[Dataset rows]
· · · · · · ·

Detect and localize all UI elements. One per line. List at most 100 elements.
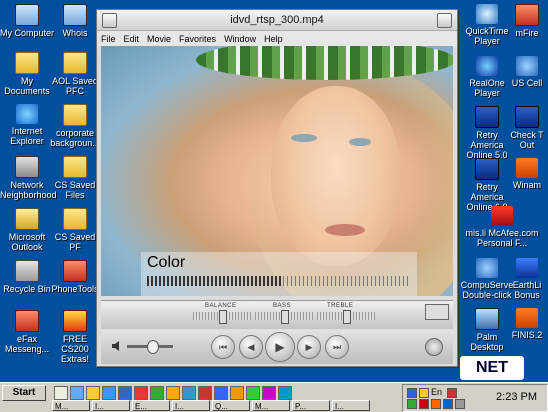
desktop-icon-my-documents[interactable]: My Documents: [0, 52, 54, 96]
desktop-icon-mfire[interactable]: mFire: [506, 4, 548, 38]
menu-favorites[interactable]: Favorites: [179, 34, 216, 44]
efax-icon: [15, 310, 39, 332]
quicklaunch-icon[interactable]: [246, 386, 260, 400]
clock[interactable]: 2:23 PM: [496, 391, 537, 403]
tray-icon[interactable]: [407, 388, 417, 398]
quicklaunch-icon[interactable]: [262, 386, 276, 400]
color-level-fill: [147, 276, 284, 286]
taskbar-button[interactable]: M...: [52, 400, 90, 411]
quicklaunch-icon[interactable]: [70, 386, 84, 400]
tray-icon[interactable]: [443, 399, 453, 409]
language-indicator[interactable]: En: [431, 387, 442, 397]
desktop-icon-us-cell[interactable]: US Cell: [506, 56, 548, 88]
taskbar: Start M... I... E... I... Q... M... P...…: [0, 382, 548, 412]
desktop-icon-check-it-out[interactable]: Check T Out: [506, 106, 548, 150]
tray-icon[interactable]: [455, 399, 465, 409]
favorites-button[interactable]: [425, 338, 443, 356]
mfire-icon: [515, 4, 539, 26]
desktop-icon-internet-explorer[interactable]: Internet Explorer: [0, 104, 54, 146]
quicklaunch-icon[interactable]: [278, 386, 292, 400]
palm-icon: [475, 308, 499, 330]
desktop-icon-cs-saved-files[interactable]: CS Saved Files: [48, 156, 102, 200]
window-titlebar[interactable]: idvd_rtsp_300.mp4: [97, 10, 457, 31]
aol-icon: [475, 106, 499, 128]
desktop-icon-aol-saved[interactable]: AOL Saved PFC: [48, 52, 102, 96]
quicklaunch-icon[interactable]: [150, 386, 164, 400]
desktop-icon-winamp[interactable]: Winam: [506, 158, 548, 190]
end-button[interactable]: ⏭: [325, 335, 349, 359]
quicklaunch-icon[interactable]: [134, 386, 148, 400]
phonetools-icon: [63, 260, 87, 282]
menu-file[interactable]: File: [101, 34, 116, 44]
step-forward-button[interactable]: ▶: [297, 335, 321, 359]
desktop-icon-outlook[interactable]: Microsoft Outlook: [0, 208, 54, 252]
menu-bar: File Edit Movie Favorites Window Help: [97, 31, 457, 46]
quicklaunch-icon[interactable]: [198, 386, 212, 400]
desktop-icon-recycle-bin[interactable]: Recycle Bin: [0, 260, 54, 294]
step-back-button[interactable]: ◀: [239, 335, 263, 359]
start-button[interactable]: Start: [2, 385, 46, 401]
eq-toggle-button[interactable]: [425, 304, 449, 320]
balance-knob[interactable]: [219, 310, 227, 324]
tray-icon[interactable]: [447, 388, 457, 398]
color-adjust-overlay[interactable]: Color: [141, 252, 417, 296]
desktop-icon-finis[interactable]: FINIS.2: [506, 308, 548, 340]
folder-icon: [63, 156, 87, 178]
menu-movie[interactable]: Movie: [147, 34, 171, 44]
window-title: idvd_rtsp_300.mp4: [230, 14, 324, 26]
quicklaunch-icon[interactable]: [118, 386, 132, 400]
taskbar-button[interactable]: P...: [292, 400, 330, 411]
folder-icon: [63, 208, 87, 230]
taskbar-button[interactable]: M...: [252, 400, 290, 411]
quicklaunch-icon[interactable]: [230, 386, 244, 400]
desktop-icon-mcafee[interactable]: mis.li McAfee.com Personal F...: [462, 206, 542, 248]
compuserve-icon: [476, 258, 498, 278]
menu-window[interactable]: Window: [224, 34, 256, 44]
playback-controls: ⏮ ◀ ▶ ▶ ⏭: [101, 330, 453, 364]
desktop-icon-free-cs2000[interactable]: FREE CS200 Extras!: [48, 310, 102, 364]
desktop-icon-corporate-background[interactable]: corporate backgroun...: [48, 104, 102, 148]
net-logo: NET: [460, 356, 524, 380]
volume-knob[interactable]: [147, 340, 160, 354]
desktop-icon-my-computer[interactable]: My Computer: [0, 4, 54, 38]
tray-icon[interactable]: [407, 399, 417, 409]
taskbar-button[interactable]: I...: [172, 400, 210, 411]
taskbar-button[interactable]: E...: [132, 400, 170, 411]
video-eye: [291, 134, 317, 142]
zoom-icon[interactable]: [437, 13, 452, 28]
quicklaunch-icon[interactable]: [102, 386, 116, 400]
taskbar-button[interactable]: I...: [332, 400, 370, 411]
speaker-icon: [112, 341, 119, 351]
taskbar-button[interactable]: Q...: [212, 400, 250, 411]
tray-icon[interactable]: [419, 399, 429, 409]
desktop-icon-network-neighborhood[interactable]: Network Neighborhood: [0, 156, 57, 200]
desktop-icon-earthlink[interactable]: EarthLi Bonus: [506, 258, 548, 300]
video-face: [271, 86, 401, 266]
video-wreath: [196, 46, 453, 80]
quicklaunch-icon[interactable]: [182, 386, 196, 400]
quicklaunch-icon[interactable]: [54, 386, 68, 400]
quicktime-player-window[interactable]: idvd_rtsp_300.mp4 File Edit Movie Favori…: [96, 9, 458, 367]
tray-icon[interactable]: [419, 388, 429, 398]
bass-knob[interactable]: [281, 310, 289, 324]
play-button[interactable]: ▶: [265, 332, 295, 362]
quicklaunch-icon[interactable]: [166, 386, 180, 400]
desktop-icon-whois[interactable]: Whois: [48, 4, 102, 38]
desktop-icon-efax[interactable]: eFax Messeng...: [0, 310, 54, 354]
menu-help[interactable]: Help: [264, 34, 283, 44]
quicklaunch-icon[interactable]: [214, 386, 228, 400]
video-frame[interactable]: Color: [101, 46, 453, 296]
aol-icon: [475, 158, 499, 180]
color-label: Color: [147, 254, 186, 271]
network-icon: [15, 156, 39, 178]
rewind-button[interactable]: ⏮: [211, 335, 235, 359]
check-icon: [515, 106, 539, 128]
quicklaunch-icon[interactable]: [86, 386, 100, 400]
taskbar-button[interactable]: I...: [92, 400, 130, 411]
desktop-icon-phonetools[interactable]: PhoneTools: [48, 260, 102, 294]
treble-knob[interactable]: [343, 310, 351, 324]
menu-edit[interactable]: Edit: [124, 34, 140, 44]
desktop-icon-cs-saved-pf[interactable]: CS Saved PF: [48, 208, 102, 252]
finis-icon: [516, 308, 538, 328]
tray-icon[interactable]: [431, 399, 441, 409]
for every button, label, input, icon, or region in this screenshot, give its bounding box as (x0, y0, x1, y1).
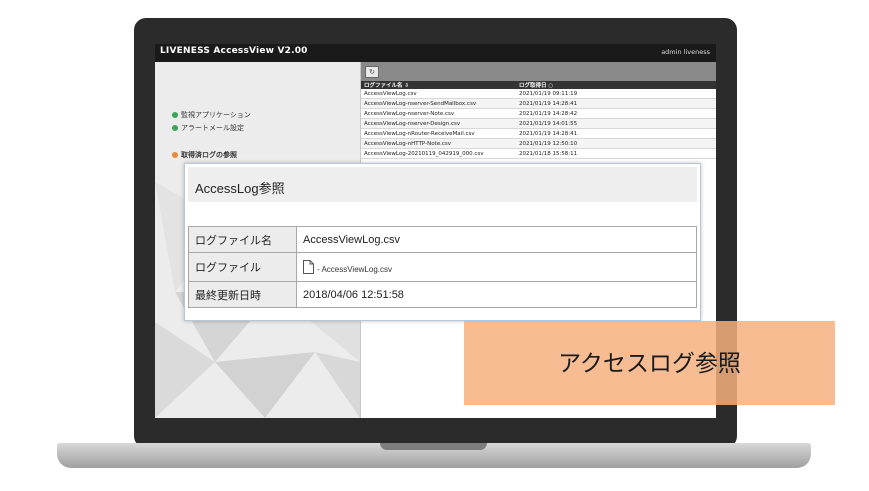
cell-date: 2021/01/19 12:50:10 (516, 138, 716, 149)
dialog-title: AccessLog参照 (195, 181, 285, 196)
cell-date: 2021/01/19 14:28:41 (516, 128, 716, 139)
cell-date: 2021/01/19 09:11:19 (516, 89, 716, 99)
cell-filename[interactable]: AccessViewLog-nserver-Note.csv (361, 108, 516, 119)
sidebar-item-monitor-apps[interactable]: 監視アプリケーション (172, 110, 251, 120)
cell-filename[interactable]: AccessViewLog.csv (361, 89, 516, 99)
table-row[interactable]: AccessViewLog-20210119_042919_000.csv 202… (361, 148, 716, 159)
cell-filename[interactable]: AccessViewLog-nRouter-ReceiveMail.csv (361, 128, 516, 139)
laptop-base-notch (380, 443, 487, 450)
table-row[interactable]: AccessViewLog-nRouter-ReceiveMail.csv 202… (361, 128, 716, 139)
column-header-date[interactable]: ログ取得日 ○ (516, 81, 716, 89)
detail-label: ログファイル名 (188, 226, 297, 253)
cell-filename[interactable]: AccessViewLog-nserver-Design.csv (361, 118, 516, 129)
detail-label: 最終更新日時 (188, 281, 297, 308)
detail-row-filename: ログファイル名 AccessViewLog.csv (188, 226, 697, 253)
user-name[interactable]: admin liveness (661, 48, 710, 56)
table-row[interactable]: AccessViewLog-nserver-Design.csv 2021/01/… (361, 118, 716, 129)
detail-value: 2018/04/06 12:51:58 (296, 281, 697, 308)
cell-filename[interactable]: AccessViewLog-nserver-SendMailbox.csv (361, 98, 516, 109)
cell-date: 2021/01/19 14:28:42 (516, 108, 716, 119)
table-row[interactable]: AccessViewLog-nserver-SendMailbox.csv 202… (361, 98, 716, 109)
laptop-base (57, 443, 811, 468)
cell-date: 2021/01/19 14:01:55 (516, 118, 716, 129)
green-check-bullet-icon (172, 125, 178, 131)
table-row[interactable]: AccessViewLog-nHTTP-Note.csv 2021/01/19 1… (361, 138, 716, 149)
detail-row-file: ログファイル - AccessViewLog.csv (188, 252, 697, 282)
column-header-filename[interactable]: ログファイル名 ⇩ (361, 81, 516, 89)
detail-label: ログファイル (188, 252, 297, 282)
file-download-link[interactable]: - AccessViewLog.csv (317, 265, 392, 274)
refresh-icon[interactable]: ↻ (365, 66, 379, 78)
caption-box: アクセスログ参照 (464, 321, 835, 405)
table-row[interactable]: AccessViewLog.csv 2021/01/19 09:11:19 (361, 89, 716, 99)
app-title: LIVENESS AccessView V2.00 (160, 46, 308, 56)
dialog-header: AccessLog参照 (188, 167, 697, 202)
toolbar: ↻ (361, 62, 716, 81)
cell-date: 2021/01/18 15:58:11 (516, 148, 716, 159)
detail-value: AccessViewLog.csv (296, 226, 697, 253)
sidebar-item-label: アラートメール設定 (181, 124, 244, 132)
detail-file-cell: - AccessViewLog.csv (296, 252, 697, 282)
orange-bullet-icon (172, 152, 178, 158)
green-check-bullet-icon (172, 112, 178, 118)
app-header: LIVENESS AccessView V2.00 admin liveness (155, 44, 716, 62)
table-row[interactable]: AccessViewLog-nserver-Note.csv 2021/01/19… (361, 108, 716, 119)
detail-row-updated: 最終更新日時 2018/04/06 12:51:58 (188, 281, 697, 308)
log-table: ログファイル名 ⇩ ログ取得日 ○ AccessViewLog.csv 2021/… (361, 81, 716, 159)
access-log-dialog: AccessLog参照 ログファイル名 AccessViewLog.csv ログ… (184, 163, 701, 321)
cell-filename[interactable]: AccessViewLog-nHTTP-Note.csv (361, 138, 516, 149)
cell-date: 2021/01/19 14:28:41 (516, 98, 716, 109)
sidebar-item-alert-mail[interactable]: アラートメール設定 (172, 123, 244, 133)
cell-filename[interactable]: AccessViewLog-20210119_042919_000.csv (361, 148, 516, 159)
sidebar-item-label: 監視アプリケーション (181, 111, 251, 119)
detail-table: ログファイル名 AccessViewLog.csv ログファイル - Acces… (188, 226, 697, 308)
sidebar-item-label: 取得済ログの参照 (181, 151, 237, 159)
sidebar-item-acquired-logs[interactable]: 取得済ログの参照 (172, 150, 237, 160)
caption-text: アクセスログ参照 (558, 350, 741, 376)
file-icon (303, 259, 314, 274)
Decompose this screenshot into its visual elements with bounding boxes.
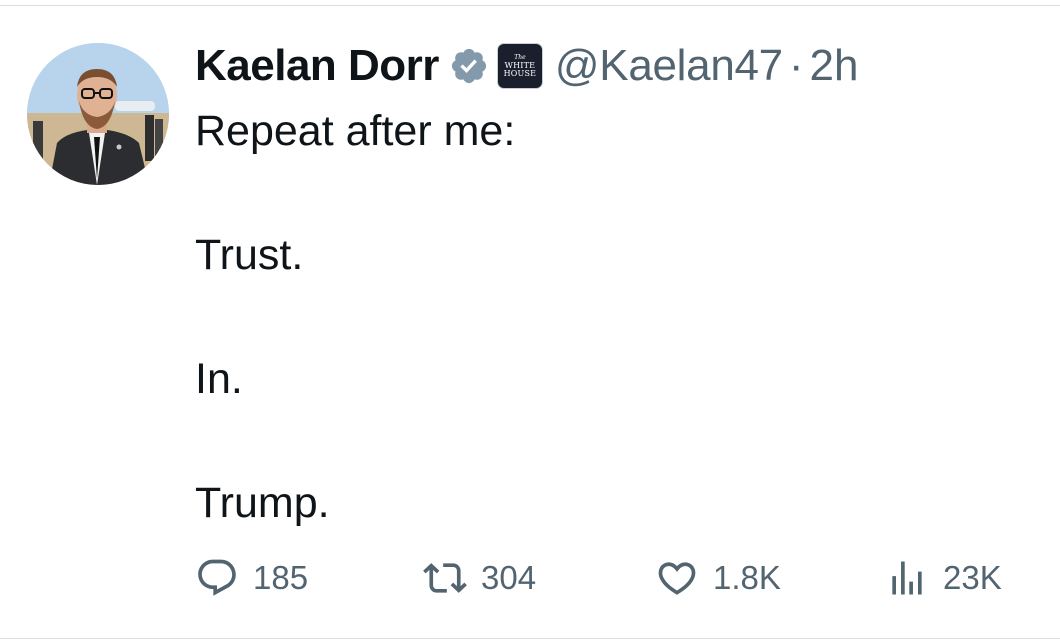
repost-button[interactable]: 304 xyxy=(423,552,536,604)
author-name[interactable]: Kaelan Dorr xyxy=(195,41,439,91)
white-house-affiliation-icon[interactable]: The WHITE HOUSE xyxy=(496,43,543,89)
like-button[interactable]: 1.8K xyxy=(655,552,781,604)
affiliation-line1: The xyxy=(514,53,526,61)
tweet-line: In. xyxy=(195,355,243,403)
author-handle[interactable]: @Kaelan47 xyxy=(555,41,783,91)
post-time[interactable]: 2h xyxy=(810,41,859,91)
action-bar: 185 304 1.8K 23K xyxy=(195,552,1025,604)
tweet-line: Trump. xyxy=(195,479,330,527)
views-icon xyxy=(892,561,922,595)
reply-count: 185 xyxy=(253,559,309,596)
avatar[interactable] xyxy=(27,43,169,185)
top-divider xyxy=(0,0,1060,6)
repost-count: 304 xyxy=(481,559,537,596)
verified-badge-icon[interactable] xyxy=(449,46,489,86)
reply-icon xyxy=(198,559,236,596)
reply-button[interactable]: 185 xyxy=(195,552,308,604)
tweet-line: Repeat after me: xyxy=(195,107,516,155)
views-count: 23K xyxy=(943,559,1002,596)
tweet-card: Kaelan Dorr The WHITE HOUSE @Kaelan47 · … xyxy=(0,0,1060,644)
bottom-divider xyxy=(0,638,1060,644)
header-separator: · xyxy=(788,41,804,90)
repost-icon xyxy=(423,563,467,593)
affiliation-line3: HOUSE xyxy=(503,68,537,78)
views-button[interactable]: 23K xyxy=(885,552,1002,604)
tweet-header: Kaelan Dorr The WHITE HOUSE @Kaelan47 · … xyxy=(195,36,858,96)
tweet-text: Repeat after me: Trust. In. Trump. xyxy=(195,100,1015,534)
heart-icon xyxy=(658,562,696,595)
like-count: 1.8K xyxy=(713,559,781,596)
avatar-photo xyxy=(27,43,169,185)
tweet-line: Trust. xyxy=(195,231,304,279)
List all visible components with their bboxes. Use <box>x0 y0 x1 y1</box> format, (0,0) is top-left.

· · · · · · ·

# [PROBLEM STATEMENT]
Copy the lines above word for word, starting with the line that contains "52, 54, 96]" and running through the line that contains "desktop-icon-us-cell[interactable]: US Cell: [506, 56, 548, 88]".

# [THE RESULT]
desktop-icon-my-documents[interactable]: My Documents: [0, 52, 54, 96]
desktop-icon-mfire[interactable]: mFire: [506, 4, 548, 38]
menu-favorites[interactable]: Favorites: [179, 34, 216, 44]
efax-icon: [15, 310, 39, 332]
quicklaunch-icon[interactable]: [246, 386, 260, 400]
clock[interactable]: 2:23 PM: [496, 391, 537, 403]
tray-icon[interactable]: [407, 388, 417, 398]
quicklaunch-icon[interactable]: [262, 386, 276, 400]
color-level-fill: [147, 276, 284, 286]
taskbar-button[interactable]: M...: [52, 400, 90, 411]
quicklaunch-icon[interactable]: [70, 386, 84, 400]
tray-icon[interactable]: [443, 399, 453, 409]
language-indicator[interactable]: En: [431, 387, 442, 397]
desktop-icon-us-cell[interactable]: US Cell: [506, 56, 548, 88]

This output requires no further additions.